▶ [REQUIREMENTS]:
Extract each line of the data below exactly as written.

▶ [SUPPLIED MATERIAL]:
## begin
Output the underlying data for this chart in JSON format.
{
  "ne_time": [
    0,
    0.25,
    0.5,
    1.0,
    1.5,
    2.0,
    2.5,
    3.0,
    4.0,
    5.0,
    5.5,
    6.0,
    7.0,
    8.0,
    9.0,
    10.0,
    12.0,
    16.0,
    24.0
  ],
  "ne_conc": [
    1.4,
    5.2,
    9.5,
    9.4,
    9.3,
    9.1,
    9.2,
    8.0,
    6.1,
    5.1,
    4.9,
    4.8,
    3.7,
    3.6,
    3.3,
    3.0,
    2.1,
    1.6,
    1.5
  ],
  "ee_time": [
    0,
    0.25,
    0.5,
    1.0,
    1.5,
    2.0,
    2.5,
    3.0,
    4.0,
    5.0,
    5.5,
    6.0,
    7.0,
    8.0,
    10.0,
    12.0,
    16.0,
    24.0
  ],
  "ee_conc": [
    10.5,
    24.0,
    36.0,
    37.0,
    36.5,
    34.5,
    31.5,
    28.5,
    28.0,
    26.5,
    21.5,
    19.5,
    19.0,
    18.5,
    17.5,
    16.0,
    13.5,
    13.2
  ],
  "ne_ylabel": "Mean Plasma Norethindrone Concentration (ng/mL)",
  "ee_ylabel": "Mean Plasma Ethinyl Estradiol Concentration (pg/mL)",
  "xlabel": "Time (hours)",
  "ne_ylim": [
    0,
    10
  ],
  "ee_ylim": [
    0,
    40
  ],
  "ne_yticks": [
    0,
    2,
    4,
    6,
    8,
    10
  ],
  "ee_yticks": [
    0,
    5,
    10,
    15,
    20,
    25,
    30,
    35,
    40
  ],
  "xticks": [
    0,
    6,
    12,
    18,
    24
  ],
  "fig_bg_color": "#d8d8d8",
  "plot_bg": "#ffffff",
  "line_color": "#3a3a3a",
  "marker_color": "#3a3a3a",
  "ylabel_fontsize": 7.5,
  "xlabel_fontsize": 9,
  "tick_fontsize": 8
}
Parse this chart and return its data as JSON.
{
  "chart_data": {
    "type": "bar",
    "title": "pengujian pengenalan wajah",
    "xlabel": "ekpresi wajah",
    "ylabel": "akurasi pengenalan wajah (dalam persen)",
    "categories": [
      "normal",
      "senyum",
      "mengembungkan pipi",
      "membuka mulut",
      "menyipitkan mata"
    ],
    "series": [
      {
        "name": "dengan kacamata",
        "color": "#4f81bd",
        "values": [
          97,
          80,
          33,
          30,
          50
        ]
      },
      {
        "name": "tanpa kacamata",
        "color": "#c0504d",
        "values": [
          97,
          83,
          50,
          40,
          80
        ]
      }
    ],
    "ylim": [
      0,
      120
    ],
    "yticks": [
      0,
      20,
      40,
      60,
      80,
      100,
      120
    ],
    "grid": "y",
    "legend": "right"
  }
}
## end
▶ [FULL RESPONSE]:
Output the underlying data for this chart in JSON format.
{
  "ne_time": [
    0,
    0.25,
    0.5,
    1.0,
    1.5,
    2.0,
    2.5,
    3.0,
    4.0,
    5.0,
    5.5,
    6.0,
    7.0,
    8.0,
    9.0,
    10.0,
    12.0,
    16.0,
    24.0
  ],
  "ne_conc": [
    1.4,
    5.2,
    9.5,
    9.4,
    9.3,
    9.1,
    9.2,
    8.0,
    6.1,
    5.1,
    4.9,
    4.8,
    3.7,
    3.6,
    3.3,
    3.0,
    2.1,
    1.6,
    1.5
  ],
  "ee_time": [
    0,
    0.25,
    0.5,
    1.0,
    1.5,
    2.0,
    2.5,
    3.0,
    4.0,
    5.0,
    5.5,
    6.0,
    7.0,
    8.0,
    10.0,
    12.0,
    16.0,
    24.0
  ],
  "ee_conc": [
    10.5,
    24.0,
    36.0,
    37.0,
    36.5,
    34.5,
    31.5,
    28.5,
    28.0,
    26.5,
    21.5,
    19.5,
    19.0,
    18.5,
    17.5,
    16.0,
    13.5,
    13.2
  ],
  "ne_ylabel": "Mean Plasma Norethindrone Concentration (ng/mL)",
  "ee_ylabel": "Mean Plasma Ethinyl Estradiol Concentration (pg/mL)",
  "xlabel": "Time (hours)",
  "ne_ylim": [
    0,
    10
  ],
  "ee_ylim": [
    0,
    40
  ],
  "ne_yticks": [
    0,
    2,
    4,
    6,
    8,
    10
  ],
  "ee_yticks": [
    0,
    5,
    10,
    15,
    20,
    25,
    30,
    35,
    40
  ],
  "xticks": [
    0,
    6,
    12,
    18,
    24
  ],
  "fig_bg_color": "#d8d8d8",
  "plot_bg": "#ffffff",
  "line_color": "#3a3a3a",
  "marker_color": "#3a3a3a",
  "ylabel_fontsize": 7.5,
  "xlabel_fontsize": 9,
  "tick_fontsize": 8
}
Parse this chart and return its data as JSON.
{
  "chart_data": {
    "type": "bar",
    "title": "pengujian pengenalan wajah",
    "xlabel": "ekpresi wajah",
    "ylabel": "akurasi pengenalan wajah (dalam persen)",
    "categories": [
      "normal",
      "senyum",
      "mengembungkan pipi",
      "membuka mulut",
      "menyipitkan mata"
    ],
    "series": [
      {
        "name": "dengan kacamata",
        "color": "#4f81bd",
        "values": [
          97,
          80,
          33,
          30,
          50
        ]
      },
      {
        "name": "tanpa kacamata",
        "color": "#c0504d",
        "values": [
          97,
          83,
          50,
          40,
          80
        ]
      }
    ],
    "ylim": [
      0,
      120
    ],
    "yticks": [
      0,
      20,
      40,
      60,
      80,
      100,
      120
    ],
    "grid": "y",
    "legend": "right"
  }
}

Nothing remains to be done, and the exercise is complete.